「高額療養費利用のために留学してくる外国人」という発言の信憑性

おそらく今回の記事では紙幅の関係もあって精緻な立論をできなかったのかもしれないが、この種の議論をするのであれば、リフィル処方箋の活用でどれだけの国民医療費が節減できるのか等、具体的で定量的なデータとともに論じなければ、雑駁な印象論で終わってしまい、説得力を持ちえないだろう。

さらに言えば、リフィル処方箋やポリファーマシーは、それ自体の問題提起として改善を考察するならともかく、昨年末から活発になっている高額療養費制度を取り巻く議論そのものとは何の相互関係もないし、今回の記事でも山口氏が唱える「制度を守るために、ある程度の負担増は仕方ないのではないか」という主張を支える論拠にもなりえない。

リフィル処方箋やポリファーマシーに関する山口氏の問題提起が高額療養費制度の議論と何ら関連性がないことは、破滅的医療支出の項で紹介した東大大学院五十嵐准教授が、当該記事の公開を受けて緊急に調査・分析したデータからも明らかになっている。

**必要な作業 1**
本文によれば、リフィル処方箋やポリファーマシーに関する山口氏の問題提起が高額療養費制度の議論と関連性がないことは、誰のどのようなデータから明らかになっているか。
**必要な作業 2**
本文のうち、「さらに言えば、リフィル処方箋」で始まり「タからも明らかになっている。」に至るまでの部分を、一字も変えずに書き写しなさい。
続く行は本文の内容とは関係がない。

**抜粋された行**
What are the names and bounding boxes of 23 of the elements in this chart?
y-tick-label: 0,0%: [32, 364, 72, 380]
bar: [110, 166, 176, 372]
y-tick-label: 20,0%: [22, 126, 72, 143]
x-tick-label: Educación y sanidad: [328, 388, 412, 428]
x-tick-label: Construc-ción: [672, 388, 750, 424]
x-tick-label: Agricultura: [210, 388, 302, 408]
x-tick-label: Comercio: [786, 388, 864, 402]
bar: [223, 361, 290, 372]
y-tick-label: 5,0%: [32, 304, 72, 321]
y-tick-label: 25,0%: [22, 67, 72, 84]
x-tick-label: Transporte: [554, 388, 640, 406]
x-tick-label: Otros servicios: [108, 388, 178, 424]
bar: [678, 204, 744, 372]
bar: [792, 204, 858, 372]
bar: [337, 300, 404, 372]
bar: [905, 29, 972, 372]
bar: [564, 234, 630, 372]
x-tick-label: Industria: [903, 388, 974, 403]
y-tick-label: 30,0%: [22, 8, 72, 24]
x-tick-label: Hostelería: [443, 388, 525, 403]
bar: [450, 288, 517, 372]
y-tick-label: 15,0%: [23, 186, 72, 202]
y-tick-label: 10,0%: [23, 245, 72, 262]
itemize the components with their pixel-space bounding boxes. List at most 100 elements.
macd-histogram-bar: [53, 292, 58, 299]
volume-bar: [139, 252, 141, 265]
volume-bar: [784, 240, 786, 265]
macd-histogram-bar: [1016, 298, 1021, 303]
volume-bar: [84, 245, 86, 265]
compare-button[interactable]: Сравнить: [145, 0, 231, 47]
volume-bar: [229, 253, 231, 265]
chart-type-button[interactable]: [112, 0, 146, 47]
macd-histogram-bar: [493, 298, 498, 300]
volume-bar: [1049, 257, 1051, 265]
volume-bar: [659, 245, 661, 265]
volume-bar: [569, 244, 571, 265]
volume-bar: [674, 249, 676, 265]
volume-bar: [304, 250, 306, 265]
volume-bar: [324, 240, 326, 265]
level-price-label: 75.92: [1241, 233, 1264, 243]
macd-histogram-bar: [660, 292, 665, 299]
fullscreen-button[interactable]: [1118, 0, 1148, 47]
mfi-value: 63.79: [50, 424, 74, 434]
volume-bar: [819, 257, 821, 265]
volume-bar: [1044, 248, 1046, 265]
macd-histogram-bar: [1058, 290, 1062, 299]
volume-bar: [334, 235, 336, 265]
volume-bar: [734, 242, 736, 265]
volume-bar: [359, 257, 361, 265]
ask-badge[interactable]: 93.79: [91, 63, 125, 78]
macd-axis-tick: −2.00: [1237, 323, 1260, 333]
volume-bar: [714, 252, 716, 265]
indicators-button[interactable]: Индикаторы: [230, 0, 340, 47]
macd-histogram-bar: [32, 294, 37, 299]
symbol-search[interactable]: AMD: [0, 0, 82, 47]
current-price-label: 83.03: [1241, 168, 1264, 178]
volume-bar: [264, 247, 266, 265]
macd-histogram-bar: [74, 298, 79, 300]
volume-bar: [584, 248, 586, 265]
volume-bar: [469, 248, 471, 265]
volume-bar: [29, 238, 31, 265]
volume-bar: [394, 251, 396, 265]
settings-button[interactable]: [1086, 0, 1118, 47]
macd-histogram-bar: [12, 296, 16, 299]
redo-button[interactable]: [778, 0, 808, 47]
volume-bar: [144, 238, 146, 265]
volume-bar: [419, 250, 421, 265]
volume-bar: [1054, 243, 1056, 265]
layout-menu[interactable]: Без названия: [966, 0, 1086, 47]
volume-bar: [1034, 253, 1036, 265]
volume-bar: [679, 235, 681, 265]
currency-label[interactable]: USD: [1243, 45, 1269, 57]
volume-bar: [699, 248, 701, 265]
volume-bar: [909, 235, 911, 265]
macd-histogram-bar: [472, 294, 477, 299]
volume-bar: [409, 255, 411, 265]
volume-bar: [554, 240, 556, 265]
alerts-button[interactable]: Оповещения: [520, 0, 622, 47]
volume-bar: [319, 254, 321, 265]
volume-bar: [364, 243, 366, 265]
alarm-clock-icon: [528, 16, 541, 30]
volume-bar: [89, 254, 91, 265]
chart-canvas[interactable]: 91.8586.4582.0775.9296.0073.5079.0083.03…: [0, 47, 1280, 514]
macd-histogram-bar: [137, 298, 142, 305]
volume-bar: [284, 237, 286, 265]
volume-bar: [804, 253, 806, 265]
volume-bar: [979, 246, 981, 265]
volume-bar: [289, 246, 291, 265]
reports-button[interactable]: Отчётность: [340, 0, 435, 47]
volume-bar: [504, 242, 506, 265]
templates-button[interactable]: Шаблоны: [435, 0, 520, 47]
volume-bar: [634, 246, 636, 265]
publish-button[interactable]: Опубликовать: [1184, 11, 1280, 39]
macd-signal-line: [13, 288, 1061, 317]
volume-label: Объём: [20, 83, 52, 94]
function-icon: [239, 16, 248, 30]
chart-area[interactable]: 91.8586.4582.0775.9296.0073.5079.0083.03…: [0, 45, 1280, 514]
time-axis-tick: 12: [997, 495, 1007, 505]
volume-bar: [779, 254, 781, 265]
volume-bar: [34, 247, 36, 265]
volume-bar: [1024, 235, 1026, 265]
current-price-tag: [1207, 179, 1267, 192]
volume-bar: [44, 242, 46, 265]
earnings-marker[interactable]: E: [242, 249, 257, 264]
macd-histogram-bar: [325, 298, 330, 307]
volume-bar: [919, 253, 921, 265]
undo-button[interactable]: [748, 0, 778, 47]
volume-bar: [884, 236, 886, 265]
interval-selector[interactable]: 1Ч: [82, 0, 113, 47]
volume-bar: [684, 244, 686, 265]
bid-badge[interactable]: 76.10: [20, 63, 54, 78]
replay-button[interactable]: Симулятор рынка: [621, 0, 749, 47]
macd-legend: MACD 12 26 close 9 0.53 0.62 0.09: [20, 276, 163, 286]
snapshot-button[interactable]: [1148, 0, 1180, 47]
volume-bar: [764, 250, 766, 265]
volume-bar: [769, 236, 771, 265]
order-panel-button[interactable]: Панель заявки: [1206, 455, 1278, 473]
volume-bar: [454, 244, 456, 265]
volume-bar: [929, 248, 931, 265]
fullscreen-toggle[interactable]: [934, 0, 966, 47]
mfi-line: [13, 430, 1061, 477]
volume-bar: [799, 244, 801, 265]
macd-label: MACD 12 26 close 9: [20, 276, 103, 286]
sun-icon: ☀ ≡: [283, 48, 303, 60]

**出力 1**
東大大学院の五十嵐准教授が、記事の公開を受けて緊急に調査・分析したデータから明らかになっている。

**出力 2**
さらに言えば、リフィル処方箋やポリファーマシーは、それ自体の問題提起として改善を考察するならともかく、昨年末から活発になっている高額療養費制度を取り巻く議論そのものとは何の相互関係もないし、今回の記事でも山口氏が唱える「制度を守るために、ある程度の負担増は仕方ないのではないか」という主張を支える論拠にもなりえない。

リフィル処方箋やポリファーマシーに関する山口氏の問題提起が高額療養費制度の議論と何ら関連性がないことは、破滅的医療支出の項で紹介した東大大学院五十嵐准教授が、当該記事の公開を受けて緊急に調査・分析したデータからも明らかになっている。